Job: Single out each line with the word "hmota" and copy it.
#### Data rows ####
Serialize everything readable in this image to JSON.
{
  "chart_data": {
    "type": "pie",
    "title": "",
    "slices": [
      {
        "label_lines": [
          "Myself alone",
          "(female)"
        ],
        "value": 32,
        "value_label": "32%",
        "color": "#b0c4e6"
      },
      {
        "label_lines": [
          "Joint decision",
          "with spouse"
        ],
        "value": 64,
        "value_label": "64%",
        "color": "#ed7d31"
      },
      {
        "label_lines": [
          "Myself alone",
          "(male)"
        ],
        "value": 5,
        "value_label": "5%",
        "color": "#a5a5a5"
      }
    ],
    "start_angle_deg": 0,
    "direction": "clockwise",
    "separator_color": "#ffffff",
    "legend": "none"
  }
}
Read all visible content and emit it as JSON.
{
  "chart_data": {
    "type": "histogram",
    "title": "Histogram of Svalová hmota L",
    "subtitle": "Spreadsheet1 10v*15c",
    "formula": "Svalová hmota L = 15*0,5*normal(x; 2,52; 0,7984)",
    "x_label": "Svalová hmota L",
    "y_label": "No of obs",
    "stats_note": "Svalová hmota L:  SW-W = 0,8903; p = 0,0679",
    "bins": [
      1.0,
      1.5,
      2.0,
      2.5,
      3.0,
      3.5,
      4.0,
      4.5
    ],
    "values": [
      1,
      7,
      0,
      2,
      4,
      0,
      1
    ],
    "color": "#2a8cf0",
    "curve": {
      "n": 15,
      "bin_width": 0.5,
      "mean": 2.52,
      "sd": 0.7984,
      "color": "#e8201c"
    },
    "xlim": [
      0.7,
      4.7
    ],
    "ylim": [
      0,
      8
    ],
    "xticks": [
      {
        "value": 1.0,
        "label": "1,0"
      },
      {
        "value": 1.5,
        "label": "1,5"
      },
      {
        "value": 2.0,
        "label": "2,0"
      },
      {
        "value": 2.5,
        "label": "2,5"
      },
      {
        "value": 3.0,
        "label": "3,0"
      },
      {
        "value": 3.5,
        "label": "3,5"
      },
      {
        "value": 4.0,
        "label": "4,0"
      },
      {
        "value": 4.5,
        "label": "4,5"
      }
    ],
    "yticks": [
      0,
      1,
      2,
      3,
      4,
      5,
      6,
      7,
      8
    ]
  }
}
####
#### Data rows ####
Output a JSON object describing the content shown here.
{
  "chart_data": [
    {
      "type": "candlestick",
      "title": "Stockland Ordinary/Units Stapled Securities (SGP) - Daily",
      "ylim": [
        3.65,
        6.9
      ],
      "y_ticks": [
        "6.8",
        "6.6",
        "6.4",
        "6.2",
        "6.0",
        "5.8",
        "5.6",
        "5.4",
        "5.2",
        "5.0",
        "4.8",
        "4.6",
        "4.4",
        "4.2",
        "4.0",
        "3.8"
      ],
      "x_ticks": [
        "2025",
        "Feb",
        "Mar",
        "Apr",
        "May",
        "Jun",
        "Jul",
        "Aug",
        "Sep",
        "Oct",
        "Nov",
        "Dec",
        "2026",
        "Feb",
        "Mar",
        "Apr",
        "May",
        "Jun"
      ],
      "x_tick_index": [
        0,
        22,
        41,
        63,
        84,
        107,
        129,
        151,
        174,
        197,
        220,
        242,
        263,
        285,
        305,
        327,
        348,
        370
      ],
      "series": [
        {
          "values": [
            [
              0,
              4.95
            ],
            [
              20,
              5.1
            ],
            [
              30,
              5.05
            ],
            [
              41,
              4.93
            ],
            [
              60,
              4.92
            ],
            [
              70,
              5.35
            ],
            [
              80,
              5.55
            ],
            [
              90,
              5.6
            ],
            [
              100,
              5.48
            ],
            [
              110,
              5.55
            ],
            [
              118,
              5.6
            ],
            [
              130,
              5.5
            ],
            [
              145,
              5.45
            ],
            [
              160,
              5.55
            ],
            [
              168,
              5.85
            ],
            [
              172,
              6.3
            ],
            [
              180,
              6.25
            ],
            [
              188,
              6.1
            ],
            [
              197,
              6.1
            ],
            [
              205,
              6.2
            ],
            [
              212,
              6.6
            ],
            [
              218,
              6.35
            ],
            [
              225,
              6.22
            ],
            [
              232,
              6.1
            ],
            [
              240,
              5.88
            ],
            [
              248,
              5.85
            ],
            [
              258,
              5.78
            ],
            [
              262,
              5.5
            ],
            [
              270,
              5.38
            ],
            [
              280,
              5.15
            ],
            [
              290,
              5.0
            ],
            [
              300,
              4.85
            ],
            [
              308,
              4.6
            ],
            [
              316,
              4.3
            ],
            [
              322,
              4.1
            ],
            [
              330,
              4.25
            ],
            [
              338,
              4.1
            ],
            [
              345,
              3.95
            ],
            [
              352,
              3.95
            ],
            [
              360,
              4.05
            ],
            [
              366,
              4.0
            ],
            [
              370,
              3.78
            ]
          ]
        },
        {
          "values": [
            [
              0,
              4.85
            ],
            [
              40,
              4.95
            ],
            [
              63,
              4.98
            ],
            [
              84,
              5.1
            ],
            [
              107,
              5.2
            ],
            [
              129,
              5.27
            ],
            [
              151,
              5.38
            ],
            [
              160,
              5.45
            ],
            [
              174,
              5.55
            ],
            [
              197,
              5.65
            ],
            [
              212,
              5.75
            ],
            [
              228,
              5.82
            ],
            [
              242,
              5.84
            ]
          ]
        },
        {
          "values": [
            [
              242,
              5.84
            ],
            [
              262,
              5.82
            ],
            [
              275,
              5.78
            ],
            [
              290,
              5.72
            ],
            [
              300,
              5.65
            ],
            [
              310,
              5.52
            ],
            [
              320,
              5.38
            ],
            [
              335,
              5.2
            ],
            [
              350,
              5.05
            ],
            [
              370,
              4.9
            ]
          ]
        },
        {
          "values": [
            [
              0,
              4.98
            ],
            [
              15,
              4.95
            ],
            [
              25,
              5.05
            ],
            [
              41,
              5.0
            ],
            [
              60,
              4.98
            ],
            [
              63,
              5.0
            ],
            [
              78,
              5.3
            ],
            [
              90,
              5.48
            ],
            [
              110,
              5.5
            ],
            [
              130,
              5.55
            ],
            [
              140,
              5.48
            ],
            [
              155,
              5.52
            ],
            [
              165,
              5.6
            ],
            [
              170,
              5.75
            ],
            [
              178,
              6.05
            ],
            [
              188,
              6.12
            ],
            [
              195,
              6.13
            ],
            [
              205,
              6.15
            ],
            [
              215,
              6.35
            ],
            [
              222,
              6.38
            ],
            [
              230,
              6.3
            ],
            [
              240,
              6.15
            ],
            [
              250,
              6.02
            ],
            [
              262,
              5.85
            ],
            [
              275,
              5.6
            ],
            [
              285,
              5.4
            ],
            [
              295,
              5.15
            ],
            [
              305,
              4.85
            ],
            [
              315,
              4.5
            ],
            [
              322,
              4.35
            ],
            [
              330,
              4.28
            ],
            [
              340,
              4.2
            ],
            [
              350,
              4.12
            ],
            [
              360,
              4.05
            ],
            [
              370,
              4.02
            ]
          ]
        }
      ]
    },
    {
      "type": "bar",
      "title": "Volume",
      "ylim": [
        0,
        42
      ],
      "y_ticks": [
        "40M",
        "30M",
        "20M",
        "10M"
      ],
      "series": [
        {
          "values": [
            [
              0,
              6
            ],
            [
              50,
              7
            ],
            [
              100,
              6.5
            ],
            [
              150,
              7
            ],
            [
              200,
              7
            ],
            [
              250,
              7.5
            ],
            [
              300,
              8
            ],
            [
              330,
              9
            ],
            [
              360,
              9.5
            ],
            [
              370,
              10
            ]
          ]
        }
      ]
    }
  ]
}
####
Exercise result:
    "title": "Histogram of Svalová hmota L",
    "formula": "Svalová hmota L = 15*0,5*normal(x; 2,52; 0,7984)",
    "x_label": "Svalová hmota L",
    "stats_note": "Svalová hmota L:  SW-W = 0,8903; p = 0,0679",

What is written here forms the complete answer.